MATERIAL SUPPLIED -
════

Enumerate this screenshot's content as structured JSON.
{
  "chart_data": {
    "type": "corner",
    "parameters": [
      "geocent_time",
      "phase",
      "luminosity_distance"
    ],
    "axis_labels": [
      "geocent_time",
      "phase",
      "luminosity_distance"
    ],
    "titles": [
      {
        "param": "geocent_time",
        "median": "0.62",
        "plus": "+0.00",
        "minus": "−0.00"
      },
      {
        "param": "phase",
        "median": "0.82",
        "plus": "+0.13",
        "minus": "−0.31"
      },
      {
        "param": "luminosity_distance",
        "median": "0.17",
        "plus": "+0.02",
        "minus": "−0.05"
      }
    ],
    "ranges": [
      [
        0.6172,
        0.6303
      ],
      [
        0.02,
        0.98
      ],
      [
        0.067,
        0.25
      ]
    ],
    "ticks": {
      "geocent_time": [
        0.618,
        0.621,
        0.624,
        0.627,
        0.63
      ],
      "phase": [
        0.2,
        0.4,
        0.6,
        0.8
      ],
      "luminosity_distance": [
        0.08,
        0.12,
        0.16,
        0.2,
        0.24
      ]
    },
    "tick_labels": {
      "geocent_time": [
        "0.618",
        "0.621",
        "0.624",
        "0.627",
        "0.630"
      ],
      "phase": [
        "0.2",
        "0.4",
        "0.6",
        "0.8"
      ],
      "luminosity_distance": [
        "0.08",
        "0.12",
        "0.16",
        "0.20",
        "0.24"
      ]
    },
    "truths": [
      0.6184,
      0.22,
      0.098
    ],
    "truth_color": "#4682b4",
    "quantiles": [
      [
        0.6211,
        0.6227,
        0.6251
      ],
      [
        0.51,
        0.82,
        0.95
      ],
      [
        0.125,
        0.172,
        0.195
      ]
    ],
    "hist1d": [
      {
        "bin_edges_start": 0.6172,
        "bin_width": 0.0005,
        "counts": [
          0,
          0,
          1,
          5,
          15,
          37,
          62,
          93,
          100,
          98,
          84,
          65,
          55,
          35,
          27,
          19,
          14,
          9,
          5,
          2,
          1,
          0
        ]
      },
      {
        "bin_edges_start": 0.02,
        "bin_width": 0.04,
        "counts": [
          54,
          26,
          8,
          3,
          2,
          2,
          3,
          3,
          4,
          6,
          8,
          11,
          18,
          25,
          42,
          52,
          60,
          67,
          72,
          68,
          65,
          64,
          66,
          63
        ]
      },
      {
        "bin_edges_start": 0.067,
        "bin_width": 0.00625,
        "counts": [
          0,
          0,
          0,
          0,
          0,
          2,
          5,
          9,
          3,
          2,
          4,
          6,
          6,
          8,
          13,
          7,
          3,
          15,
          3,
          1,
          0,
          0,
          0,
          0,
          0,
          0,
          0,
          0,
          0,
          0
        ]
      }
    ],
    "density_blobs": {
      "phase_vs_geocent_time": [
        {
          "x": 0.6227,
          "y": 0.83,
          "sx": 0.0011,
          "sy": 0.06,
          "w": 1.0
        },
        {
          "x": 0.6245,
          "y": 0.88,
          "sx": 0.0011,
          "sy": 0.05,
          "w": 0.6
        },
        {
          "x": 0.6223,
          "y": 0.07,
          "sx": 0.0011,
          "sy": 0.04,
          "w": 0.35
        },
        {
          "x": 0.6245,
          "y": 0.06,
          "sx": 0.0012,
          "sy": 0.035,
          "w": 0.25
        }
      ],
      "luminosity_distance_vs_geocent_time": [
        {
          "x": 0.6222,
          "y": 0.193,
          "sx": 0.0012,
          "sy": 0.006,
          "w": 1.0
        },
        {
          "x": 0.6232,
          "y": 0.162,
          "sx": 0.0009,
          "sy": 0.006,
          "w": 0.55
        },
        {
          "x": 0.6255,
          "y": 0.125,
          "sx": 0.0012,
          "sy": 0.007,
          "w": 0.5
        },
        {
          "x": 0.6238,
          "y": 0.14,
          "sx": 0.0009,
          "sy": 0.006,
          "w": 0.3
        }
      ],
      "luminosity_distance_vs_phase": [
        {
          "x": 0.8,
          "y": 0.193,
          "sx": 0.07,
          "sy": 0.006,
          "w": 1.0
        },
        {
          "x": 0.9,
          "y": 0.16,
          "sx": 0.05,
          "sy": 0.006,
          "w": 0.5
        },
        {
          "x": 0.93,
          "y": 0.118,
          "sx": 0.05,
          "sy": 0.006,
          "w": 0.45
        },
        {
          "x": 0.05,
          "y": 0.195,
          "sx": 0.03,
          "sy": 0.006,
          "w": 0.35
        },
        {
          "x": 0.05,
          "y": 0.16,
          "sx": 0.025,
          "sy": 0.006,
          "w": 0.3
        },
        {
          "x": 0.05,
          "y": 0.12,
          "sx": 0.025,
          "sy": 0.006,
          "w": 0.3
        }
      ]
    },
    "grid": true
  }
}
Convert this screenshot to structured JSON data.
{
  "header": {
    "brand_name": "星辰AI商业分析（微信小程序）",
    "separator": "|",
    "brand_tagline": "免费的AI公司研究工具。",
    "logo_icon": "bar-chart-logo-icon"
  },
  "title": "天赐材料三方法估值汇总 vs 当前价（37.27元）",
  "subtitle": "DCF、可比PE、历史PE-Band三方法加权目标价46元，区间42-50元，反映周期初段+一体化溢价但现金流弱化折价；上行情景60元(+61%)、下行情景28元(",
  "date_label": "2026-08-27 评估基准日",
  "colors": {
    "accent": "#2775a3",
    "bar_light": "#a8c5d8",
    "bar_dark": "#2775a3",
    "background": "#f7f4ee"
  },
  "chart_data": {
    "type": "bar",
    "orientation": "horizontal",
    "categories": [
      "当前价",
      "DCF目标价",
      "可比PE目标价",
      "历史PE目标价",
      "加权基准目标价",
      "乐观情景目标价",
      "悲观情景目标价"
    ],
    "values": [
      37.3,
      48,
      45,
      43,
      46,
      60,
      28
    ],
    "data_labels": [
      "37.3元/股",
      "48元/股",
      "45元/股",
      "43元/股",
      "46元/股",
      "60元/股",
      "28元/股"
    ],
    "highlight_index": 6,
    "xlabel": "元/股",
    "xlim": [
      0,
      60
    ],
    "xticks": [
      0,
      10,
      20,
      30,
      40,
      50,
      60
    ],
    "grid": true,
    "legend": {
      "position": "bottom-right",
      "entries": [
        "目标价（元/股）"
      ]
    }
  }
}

════

WRITTEN PROBLEM - Select the lines from the entries that include the word "JSON".

RESULT -
Enumerate this screenshot's content as structured JSON.
Convert this screenshot to structured JSON data.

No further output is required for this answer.